▸ **Problem description**: Reproduce the records below in their entirety, character for character.

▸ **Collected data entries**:
>>>
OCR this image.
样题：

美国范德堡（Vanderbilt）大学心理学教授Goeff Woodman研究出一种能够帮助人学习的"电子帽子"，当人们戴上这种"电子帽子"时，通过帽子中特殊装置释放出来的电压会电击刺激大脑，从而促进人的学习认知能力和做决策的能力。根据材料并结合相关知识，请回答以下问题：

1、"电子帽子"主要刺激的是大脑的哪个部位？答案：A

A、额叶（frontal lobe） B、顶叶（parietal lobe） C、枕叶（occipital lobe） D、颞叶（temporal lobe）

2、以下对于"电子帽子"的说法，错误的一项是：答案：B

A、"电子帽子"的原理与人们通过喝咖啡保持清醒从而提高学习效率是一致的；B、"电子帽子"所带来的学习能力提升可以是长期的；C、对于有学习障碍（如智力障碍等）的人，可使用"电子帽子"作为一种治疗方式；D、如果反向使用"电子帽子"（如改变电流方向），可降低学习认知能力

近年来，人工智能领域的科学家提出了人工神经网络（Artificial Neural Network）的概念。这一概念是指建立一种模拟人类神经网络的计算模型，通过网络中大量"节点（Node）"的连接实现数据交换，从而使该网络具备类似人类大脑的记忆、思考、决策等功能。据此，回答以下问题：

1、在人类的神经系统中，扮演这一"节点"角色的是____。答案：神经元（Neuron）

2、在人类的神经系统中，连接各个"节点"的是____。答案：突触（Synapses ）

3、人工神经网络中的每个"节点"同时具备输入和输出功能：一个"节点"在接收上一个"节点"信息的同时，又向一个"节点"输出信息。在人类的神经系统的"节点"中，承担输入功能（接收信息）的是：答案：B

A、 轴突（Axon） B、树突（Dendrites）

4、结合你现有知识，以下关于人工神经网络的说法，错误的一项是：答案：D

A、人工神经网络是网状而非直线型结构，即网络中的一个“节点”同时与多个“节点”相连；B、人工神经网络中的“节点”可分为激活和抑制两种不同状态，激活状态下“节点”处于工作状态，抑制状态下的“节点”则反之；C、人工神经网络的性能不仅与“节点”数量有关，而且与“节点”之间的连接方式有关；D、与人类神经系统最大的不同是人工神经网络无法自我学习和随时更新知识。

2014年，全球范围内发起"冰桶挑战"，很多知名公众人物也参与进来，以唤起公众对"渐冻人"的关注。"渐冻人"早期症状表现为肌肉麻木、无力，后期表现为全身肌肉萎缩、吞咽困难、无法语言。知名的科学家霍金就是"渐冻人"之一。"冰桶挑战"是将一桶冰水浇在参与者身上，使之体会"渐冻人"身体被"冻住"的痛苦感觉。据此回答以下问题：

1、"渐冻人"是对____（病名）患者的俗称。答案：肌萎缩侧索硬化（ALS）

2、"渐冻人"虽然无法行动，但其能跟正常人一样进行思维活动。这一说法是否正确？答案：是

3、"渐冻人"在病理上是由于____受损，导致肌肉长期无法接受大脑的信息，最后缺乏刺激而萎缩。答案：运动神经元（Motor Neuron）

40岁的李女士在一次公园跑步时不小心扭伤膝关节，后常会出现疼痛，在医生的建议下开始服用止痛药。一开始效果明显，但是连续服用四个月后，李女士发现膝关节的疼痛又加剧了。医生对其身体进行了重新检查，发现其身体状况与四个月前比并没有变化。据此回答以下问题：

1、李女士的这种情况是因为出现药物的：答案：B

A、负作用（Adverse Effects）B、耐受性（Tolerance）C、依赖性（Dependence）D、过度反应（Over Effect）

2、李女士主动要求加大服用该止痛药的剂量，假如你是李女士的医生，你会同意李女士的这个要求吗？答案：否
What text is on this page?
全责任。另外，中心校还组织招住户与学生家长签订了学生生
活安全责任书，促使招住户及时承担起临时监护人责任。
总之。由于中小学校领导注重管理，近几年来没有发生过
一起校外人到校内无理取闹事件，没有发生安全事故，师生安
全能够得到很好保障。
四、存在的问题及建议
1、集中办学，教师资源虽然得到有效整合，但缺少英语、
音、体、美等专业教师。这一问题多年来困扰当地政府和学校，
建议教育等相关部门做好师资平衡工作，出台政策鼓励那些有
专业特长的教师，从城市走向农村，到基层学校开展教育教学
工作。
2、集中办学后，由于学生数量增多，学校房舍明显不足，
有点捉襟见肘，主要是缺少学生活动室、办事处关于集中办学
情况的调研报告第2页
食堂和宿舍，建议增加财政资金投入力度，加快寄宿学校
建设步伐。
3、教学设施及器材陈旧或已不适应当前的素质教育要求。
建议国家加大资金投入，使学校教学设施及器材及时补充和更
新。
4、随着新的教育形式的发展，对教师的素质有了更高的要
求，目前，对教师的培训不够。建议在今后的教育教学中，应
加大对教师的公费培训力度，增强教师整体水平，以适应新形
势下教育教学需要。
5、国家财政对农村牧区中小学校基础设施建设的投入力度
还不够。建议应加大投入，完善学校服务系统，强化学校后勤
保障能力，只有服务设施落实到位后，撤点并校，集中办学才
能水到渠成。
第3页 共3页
<<<
▸ **The output**:
OCR this image.
样题：

美国范德堡（Vanderbilt）大学心理学教授Goeff Woodman研究出一种能够帮助人学习的"电子帽子"，当人们戴上这种"电子帽子"时，通过帽子中特殊装置释放出来的电压会电击刺激大脑，从而促进人的学习认知能力和做决策的能力。根据材料并结合相关知识，请回答以下问题：

1、"电子帽子"主要刺激的是大脑的哪个部位？答案：A

A、额叶（frontal lobe） B、顶叶（parietal lobe） C、枕叶（occipital lobe） D、颞叶（temporal lobe）

2、以下对于"电子帽子"的说法，错误的一项是：答案：B

A、"电子帽子"的原理与人们通过喝咖啡保持清醒从而提高学习效率是一致的；B、"电子帽子"所带来的学习能力提升可以是长期的；C、对于有学习障碍（如智力障碍等）的人，可使用"电子帽子"作为一种治疗方式；D、如果反向使用"电子帽子"（如改变电流方向），可降低学习认知能力

近年来，人工智能领域的科学家提出了人工神经网络（Artificial Neural Network）的概念。这一概念是指建立一种模拟人类神经网络的计算模型，通过网络中大量"节点（Node）"的连接实现数据交换，从而使该网络具备类似人类大脑的记忆、思考、决策等功能。据此，回答以下问题：

1、在人类的神经系统中，扮演这一"节点"角色的是____。答案：神经元（Neuron）

2、在人类的神经系统中，连接各个"节点"的是____。答案：突触（Synapses ）

3、人工神经网络中的每个"节点"同时具备输入和输出功能：一个"节点"在接收上一个"节点"信息的同时，又向一个"节点"输出信息。在人类的神经系统的"节点"中，承担输入功能（接收信息）的是：答案：B

A、 轴突（Axon） B、树突（Dendrites）

4、结合你现有知识，以下关于人工神经网络的说法，错误的一项是：答案：D

A、人工神经网络是网状而非直线型结构，即网络中的一个“节点”同时与多个“节点”相连；B、人工神经网络中的“节点”可分为激活和抑制两种不同状态，激活状态下“节点”处于工作状态，抑制状态下的“节点”则反之；C、人工神经网络的性能不仅与“节点”数量有关，而且与“节点”之间的连接方式有关；D、与人类神经系统最大的不同是人工神经网络无法自我学习和随时更新知识。

2014年，全球范围内发起"冰桶挑战"，很多知名公众人物也参与进来，以唤起公众对"渐冻人"的关注。"渐冻人"早期症状表现为肌肉麻木、无力，后期表现为全身肌肉萎缩、吞咽困难、无法语言。知名的科学家霍金就是"渐冻人"之一。"冰桶挑战"是将一桶冰水浇在参与者身上，使之体会"渐冻人"身体被"冻住"的痛苦感觉。据此回答以下问题：

1、"渐冻人"是对____（病名）患者的俗称。答案：肌萎缩侧索硬化（ALS）

2、"渐冻人"虽然无法行动，但其能跟正常人一样进行思维活动。这一说法是否正确？答案：是

3、"渐冻人"在病理上是由于____受损，导致肌肉长期无法接受大脑的信息，最后缺乏刺激而萎缩。答案：运动神经元（Motor Neuron）

40岁的李女士在一次公园跑步时不小心扭伤膝关节，后常会出现疼痛，在医生的建议下开始服用止痛药。一开始效果明显，但是连续服用四个月后，李女士发现膝关节的疼痛又加剧了。医生对其身体进行了重新检查，发现其身体状况与四个月前比并没有变化。据此回答以下问题：

1、李女士的这种情况是因为出现药物的：答案：B

A、负作用（Adverse Effects）B、耐受性（Tolerance）C、依赖性（Dependence）D、过度反应（Over Effect）

2、李女士主动要求加大服用该止痛药的剂量，假如你是李女士的医生，你会同意李女士的这个要求吗？答案：否
What text is on this page?
全责任。另外，中心校还组织招住户与学生家长签订了学生生
活安全责任书，促使招住户及时承担起临时监护人责任。
总之。由于中小学校领导注重管理，近几年来没有发生过
一起校外人到校内无理取闹事件，没有发生安全事故，师生安
全能够得到很好保障。
四、存在的问题及建议
1、集中办学，教师资源虽然得到有效整合，但缺少英语、
音、体、美等专业教师。这一问题多年来困扰当地政府和学校，
建议教育等相关部门做好师资平衡工作，出台政策鼓励那些有
专业特长的教师，从城市走向农村，到基层学校开展教育教学
工作。
2、集中办学后，由于学生数量增多，学校房舍明显不足，
有点捉襟见肘，主要是缺少学生活动室、办事处关于集中办学
情况的调研报告第2页
食堂和宿舍，建议增加财政资金投入力度，加快寄宿学校
建设步伐。
3、教学设施及器材陈旧或已不适应当前的素质教育要求。
建议国家加大资金投入，使学校教学设施及器材及时补充和更
新。
4、随着新的教育形式的发展，对教师的素质有了更高的要
求，目前，对教师的培训不够。建议在今后的教育教学中，应
加大对教师的公费培训力度，增强教师整体水平，以适应新形
势下教育教学需要。
5、国家财政对农村牧区中小学校基础设施建设的投入力度
还不够。建议应加大投入，完善学校服务系统，强化学校后勤
保障能力，只有服务设施落实到位后，撤点并校，集中办学才
能水到渠成。
第3页 共3页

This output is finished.